[Data listing]
<<<<

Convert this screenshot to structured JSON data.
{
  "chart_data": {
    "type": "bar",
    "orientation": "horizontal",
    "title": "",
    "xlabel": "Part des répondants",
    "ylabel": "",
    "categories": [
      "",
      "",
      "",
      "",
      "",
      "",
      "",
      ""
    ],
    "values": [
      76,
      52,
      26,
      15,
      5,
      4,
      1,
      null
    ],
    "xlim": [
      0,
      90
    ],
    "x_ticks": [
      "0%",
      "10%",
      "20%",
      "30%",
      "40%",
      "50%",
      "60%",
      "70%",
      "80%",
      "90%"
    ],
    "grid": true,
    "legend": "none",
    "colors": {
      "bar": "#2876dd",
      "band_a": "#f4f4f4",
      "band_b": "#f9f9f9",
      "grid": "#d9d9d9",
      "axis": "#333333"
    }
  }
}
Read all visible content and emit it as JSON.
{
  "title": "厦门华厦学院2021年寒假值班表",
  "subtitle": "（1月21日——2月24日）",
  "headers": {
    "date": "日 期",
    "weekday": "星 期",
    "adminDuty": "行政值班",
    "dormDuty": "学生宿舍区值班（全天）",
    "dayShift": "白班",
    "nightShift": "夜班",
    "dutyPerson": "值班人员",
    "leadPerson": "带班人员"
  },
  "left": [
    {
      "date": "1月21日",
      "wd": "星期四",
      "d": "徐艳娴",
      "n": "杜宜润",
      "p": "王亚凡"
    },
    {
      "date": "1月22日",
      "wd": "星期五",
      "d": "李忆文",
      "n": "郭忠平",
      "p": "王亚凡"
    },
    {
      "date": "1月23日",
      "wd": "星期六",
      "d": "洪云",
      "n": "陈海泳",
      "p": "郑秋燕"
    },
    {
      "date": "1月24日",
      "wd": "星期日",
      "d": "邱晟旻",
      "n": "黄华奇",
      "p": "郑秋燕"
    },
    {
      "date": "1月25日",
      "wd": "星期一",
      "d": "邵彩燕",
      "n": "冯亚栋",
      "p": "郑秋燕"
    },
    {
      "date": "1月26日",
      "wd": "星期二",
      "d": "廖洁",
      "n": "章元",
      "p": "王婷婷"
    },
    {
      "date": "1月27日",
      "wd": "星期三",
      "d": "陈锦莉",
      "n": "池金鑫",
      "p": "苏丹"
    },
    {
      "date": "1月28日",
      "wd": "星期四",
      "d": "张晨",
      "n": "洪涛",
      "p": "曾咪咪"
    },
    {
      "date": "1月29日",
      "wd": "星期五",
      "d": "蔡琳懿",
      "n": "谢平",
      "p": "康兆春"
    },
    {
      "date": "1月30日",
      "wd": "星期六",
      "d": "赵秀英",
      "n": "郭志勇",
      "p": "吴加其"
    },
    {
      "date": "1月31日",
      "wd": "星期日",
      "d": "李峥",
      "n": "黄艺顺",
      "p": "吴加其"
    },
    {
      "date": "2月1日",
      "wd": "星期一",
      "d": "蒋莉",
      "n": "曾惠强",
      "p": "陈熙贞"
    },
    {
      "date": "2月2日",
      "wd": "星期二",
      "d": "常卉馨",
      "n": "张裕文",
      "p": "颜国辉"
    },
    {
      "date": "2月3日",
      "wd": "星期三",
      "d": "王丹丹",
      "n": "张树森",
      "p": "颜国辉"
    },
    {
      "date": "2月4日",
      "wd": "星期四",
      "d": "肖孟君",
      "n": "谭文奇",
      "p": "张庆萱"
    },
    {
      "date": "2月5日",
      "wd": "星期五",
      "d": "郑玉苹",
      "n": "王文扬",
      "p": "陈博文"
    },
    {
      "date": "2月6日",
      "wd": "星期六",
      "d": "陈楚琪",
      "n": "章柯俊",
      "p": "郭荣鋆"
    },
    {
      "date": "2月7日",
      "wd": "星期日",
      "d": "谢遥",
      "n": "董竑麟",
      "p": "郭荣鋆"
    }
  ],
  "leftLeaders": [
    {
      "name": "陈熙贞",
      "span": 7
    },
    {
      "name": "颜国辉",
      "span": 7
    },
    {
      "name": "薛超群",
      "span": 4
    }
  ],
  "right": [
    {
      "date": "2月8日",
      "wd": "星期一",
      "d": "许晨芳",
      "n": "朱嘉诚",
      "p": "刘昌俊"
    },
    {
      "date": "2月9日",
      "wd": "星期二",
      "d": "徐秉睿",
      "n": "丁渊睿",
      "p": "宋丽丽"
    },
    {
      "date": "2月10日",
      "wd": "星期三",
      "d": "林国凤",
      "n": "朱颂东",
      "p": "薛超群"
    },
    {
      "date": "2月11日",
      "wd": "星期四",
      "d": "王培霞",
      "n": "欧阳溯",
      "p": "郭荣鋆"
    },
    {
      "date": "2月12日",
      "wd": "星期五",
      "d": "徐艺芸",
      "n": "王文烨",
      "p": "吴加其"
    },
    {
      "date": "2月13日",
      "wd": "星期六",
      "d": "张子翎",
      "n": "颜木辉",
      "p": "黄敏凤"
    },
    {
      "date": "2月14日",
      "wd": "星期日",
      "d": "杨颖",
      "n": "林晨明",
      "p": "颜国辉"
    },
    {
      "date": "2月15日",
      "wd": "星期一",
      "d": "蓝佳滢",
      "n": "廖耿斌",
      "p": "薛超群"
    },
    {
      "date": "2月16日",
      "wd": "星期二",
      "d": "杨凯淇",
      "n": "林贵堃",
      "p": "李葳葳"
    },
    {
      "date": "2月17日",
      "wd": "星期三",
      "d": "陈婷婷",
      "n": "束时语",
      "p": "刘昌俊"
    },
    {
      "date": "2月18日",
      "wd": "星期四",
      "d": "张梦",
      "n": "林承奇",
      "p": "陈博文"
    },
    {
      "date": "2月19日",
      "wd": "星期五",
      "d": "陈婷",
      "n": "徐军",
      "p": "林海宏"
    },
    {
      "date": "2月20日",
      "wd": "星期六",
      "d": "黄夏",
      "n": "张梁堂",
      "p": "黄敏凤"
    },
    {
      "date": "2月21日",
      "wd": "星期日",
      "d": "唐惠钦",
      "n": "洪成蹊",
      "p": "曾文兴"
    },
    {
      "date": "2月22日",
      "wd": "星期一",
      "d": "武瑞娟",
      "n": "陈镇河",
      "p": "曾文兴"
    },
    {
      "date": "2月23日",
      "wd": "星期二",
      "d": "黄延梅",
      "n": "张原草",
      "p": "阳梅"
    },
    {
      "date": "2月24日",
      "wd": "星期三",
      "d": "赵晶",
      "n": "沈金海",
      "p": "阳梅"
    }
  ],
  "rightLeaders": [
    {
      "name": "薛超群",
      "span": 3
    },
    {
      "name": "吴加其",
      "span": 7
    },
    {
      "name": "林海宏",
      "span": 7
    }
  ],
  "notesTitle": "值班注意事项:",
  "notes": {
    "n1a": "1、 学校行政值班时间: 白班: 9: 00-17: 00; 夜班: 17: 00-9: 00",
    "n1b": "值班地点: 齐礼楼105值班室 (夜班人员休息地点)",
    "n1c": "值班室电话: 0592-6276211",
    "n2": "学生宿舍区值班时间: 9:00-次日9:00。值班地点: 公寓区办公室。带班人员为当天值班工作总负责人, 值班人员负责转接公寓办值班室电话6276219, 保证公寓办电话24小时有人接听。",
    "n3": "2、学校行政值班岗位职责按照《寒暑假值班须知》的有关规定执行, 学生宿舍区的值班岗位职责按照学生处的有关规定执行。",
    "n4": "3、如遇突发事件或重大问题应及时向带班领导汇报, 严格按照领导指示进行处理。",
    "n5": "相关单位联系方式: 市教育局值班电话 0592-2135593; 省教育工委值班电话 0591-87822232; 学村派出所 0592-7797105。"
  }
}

>>>>

> EXERCISE GOAL: Send back every record, precisely as written.

> RESPONSE FOR THIS EXERCISE:
Convert this screenshot to structured JSON data.
{
  "chart_data": {
    "type": "bar",
    "orientation": "horizontal",
    "title": "",
    "xlabel": "Part des répondants",
    "ylabel": "",
    "categories": [
      "",
      "",
      "",
      "",
      "",
      "",
      "",
      ""
    ],
    "values": [
      76,
      52,
      26,
      15,
      5,
      4,
      1,
      null
    ],
    "xlim": [
      0,
      90
    ],
    "x_ticks": [
      "0%",
      "10%",
      "20%",
      "30%",
      "40%",
      "50%",
      "60%",
      "70%",
      "80%",
      "90%"
    ],
    "grid": true,
    "legend": "none",
    "colors": {
      "bar": "#2876dd",
      "band_a": "#f4f4f4",
      "band_b": "#f9f9f9",
      "grid": "#d9d9d9",
      "axis": "#333333"
    }
  }
}
Read all visible content and emit it as JSON.
{
  "title": "厦门华厦学院2021年寒假值班表",
  "subtitle": "（1月21日——2月24日）",
  "headers": {
    "date": "日 期",
    "weekday": "星 期",
    "adminDuty": "行政值班",
    "dormDuty": "学生宿舍区值班（全天）",
    "dayShift": "白班",
    "nightShift": "夜班",
    "dutyPerson": "值班人员",
    "leadPerson": "带班人员"
  },
  "left": [
    {
      "date": "1月21日",
      "wd": "星期四",
      "d": "徐艳娴",
      "n": "杜宜润",
      "p": "王亚凡"
    },
    {
      "date": "1月22日",
      "wd": "星期五",
      "d": "李忆文",
      "n": "郭忠平",
      "p": "王亚凡"
    },
    {
      "date": "1月23日",
      "wd": "星期六",
      "d": "洪云",
      "n": "陈海泳",
      "p": "郑秋燕"
    },
    {
      "date": "1月24日",
      "wd": "星期日",
      "d": "邱晟旻",
      "n": "黄华奇",
      "p": "郑秋燕"
    },
    {
      "date": "1月25日",
      "wd": "星期一",
      "d": "邵彩燕",
      "n": "冯亚栋",
      "p": "郑秋燕"
    },
    {
      "date": "1月26日",
      "wd": "星期二",
      "d": "廖洁",
      "n": "章元",
      "p": "王婷婷"
    },
    {
      "date": "1月27日",
      "wd": "星期三",
      "d": "陈锦莉",
      "n": "池金鑫",
      "p": "苏丹"
    },
    {
      "date": "1月28日",
      "wd": "星期四",
      "d": "张晨",
      "n": "洪涛",
      "p": "曾咪咪"
    },
    {
      "date": "1月29日",
      "wd": "星期五",
      "d": "蔡琳懿",
      "n": "谢平",
      "p": "康兆春"
    },
    {
      "date": "1月30日",
      "wd": "星期六",
      "d": "赵秀英",
      "n": "郭志勇",
      "p": "吴加其"
    },
    {
      "date": "1月31日",
      "wd": "星期日",
      "d": "李峥",
      "n": "黄艺顺",
      "p": "吴加其"
    },
    {
      "date": "2月1日",
      "wd": "星期一",
      "d": "蒋莉",
      "n": "曾惠强",
      "p": "陈熙贞"
    },
    {
      "date": "2月2日",
      "wd": "星期二",
      "d": "常卉馨",
      "n": "张裕文",
      "p": "颜国辉"
    },
    {
      "date": "2月3日",
      "wd": "星期三",
      "d": "王丹丹",
      "n": "张树森",
      "p": "颜国辉"
    },
    {
      "date": "2月4日",
      "wd": "星期四",
      "d": "肖孟君",
      "n": "谭文奇",
      "p": "张庆萱"
    },
    {
      "date": "2月5日",
      "wd": "星期五",
      "d": "郑玉苹",
      "n": "王文扬",
      "p": "陈博文"
    },
    {
      "date": "2月6日",
      "wd": "星期六",
      "d": "陈楚琪",
      "n": "章柯俊",
      "p": "郭荣鋆"
    },
    {
      "date": "2月7日",
      "wd": "星期日",
      "d": "谢遥",
      "n": "董竑麟",
      "p": "郭荣鋆"
    }
  ],
  "leftLeaders": [
    {
      "name": "陈熙贞",
      "span": 7
    },
    {
      "name": "颜国辉",
      "span": 7
    },
    {
      "name": "薛超群",
      "span": 4
    }
  ],
  "right": [
    {
      "date": "2月8日",
      "wd": "星期一",
      "d": "许晨芳",
      "n": "朱嘉诚",
      "p": "刘昌俊"
    },
    {
      "date": "2月9日",
      "wd": "星期二",
      "d": "徐秉睿",
      "n": "丁渊睿",
      "p": "宋丽丽"
    },
    {
      "date": "2月10日",
      "wd": "星期三",
      "d": "林国凤",
      "n": "朱颂东",
      "p": "薛超群"
    },
    {
      "date": "2月11日",
      "wd": "星期四",
      "d": "王培霞",
      "n": "欧阳溯",
      "p": "郭荣鋆"
    },
    {
      "date": "2月12日",
      "wd": "星期五",
      "d": "徐艺芸",
      "n": "王文烨",
      "p": "吴加其"
    },
    {
      "date": "2月13日",
      "wd": "星期六",
      "d": "张子翎",
      "n": "颜木辉",
      "p": "黄敏凤"
    },
    {
      "date": "2月14日",
      "wd": "星期日",
      "d": "杨颖",
      "n": "林晨明",
      "p": "颜国辉"
    },
    {
      "date": "2月15日",
      "wd": "星期一",
      "d": "蓝佳滢",
      "n": "廖耿斌",
      "p": "薛超群"
    },
    {
      "date": "2月16日",
      "wd": "星期二",
      "d": "杨凯淇",
      "n": "林贵堃",
      "p": "李葳葳"
    },
    {
      "date": "2月17日",
      "wd": "星期三",
      "d": "陈婷婷",
      "n": "束时语",
      "p": "刘昌俊"
    },
    {
      "date": "2月18日",
      "wd": "星期四",
      "d": "张梦",
      "n": "林承奇",
      "p": "陈博文"
    },
    {
      "date": "2月19日",
      "wd": "星期五",
      "d": "陈婷",
      "n": "徐军",
      "p": "林海宏"
    },
    {
      "date": "2月20日",
      "wd": "星期六",
      "d": "黄夏",
      "n": "张梁堂",
      "p": "黄敏凤"
    },
    {
      "date": "2月21日",
      "wd": "星期日",
      "d": "唐惠钦",
      "n": "洪成蹊",
      "p": "曾文兴"
    },
    {
      "date": "2月22日",
      "wd": "星期一",
      "d": "武瑞娟",
      "n": "陈镇河",
      "p": "曾文兴"
    },
    {
      "date": "2月23日",
      "wd": "星期二",
      "d": "黄延梅",
      "n": "张原草",
      "p": "阳梅"
    },
    {
      "date": "2月24日",
      "wd": "星期三",
      "d": "赵晶",
      "n": "沈金海",
      "p": "阳梅"
    }
  ],
  "rightLeaders": [
    {
      "name": "薛超群",
      "span": 3
    },
    {
      "name": "吴加其",
      "span": 7
    },
    {
      "name": "林海宏",
      "span": 7
    }
  ],
  "notesTitle": "值班注意事项:",
  "notes": {
    "n1a": "1、 学校行政值班时间: 白班: 9: 00-17: 00; 夜班: 17: 00-9: 00",
    "n1b": "值班地点: 齐礼楼105值班室 (夜班人员休息地点)",
    "n1c": "值班室电话: 0592-6276211",
    "n2": "学生宿舍区值班时间: 9:00-次日9:00。值班地点: 公寓区办公室。带班人员为当天值班工作总负责人, 值班人员负责转接公寓办值班室电话6276219, 保证公寓办电话24小时有人接听。",
    "n3": "2、学校行政值班岗位职责按照《寒暑假值班须知》的有关规定执行, 学生宿舍区的值班岗位职责按照学生处的有关规定执行。",
    "n4": "3、如遇突发事件或重大问题应及时向带班领导汇报, 严格按照领导指示进行处理。",
    "n5": "相关单位联系方式: 市教育局值班电话 0592-2135593; 省教育工委值班电话 0591-87822232; 学村派出所 0592-7797105。"
  }
}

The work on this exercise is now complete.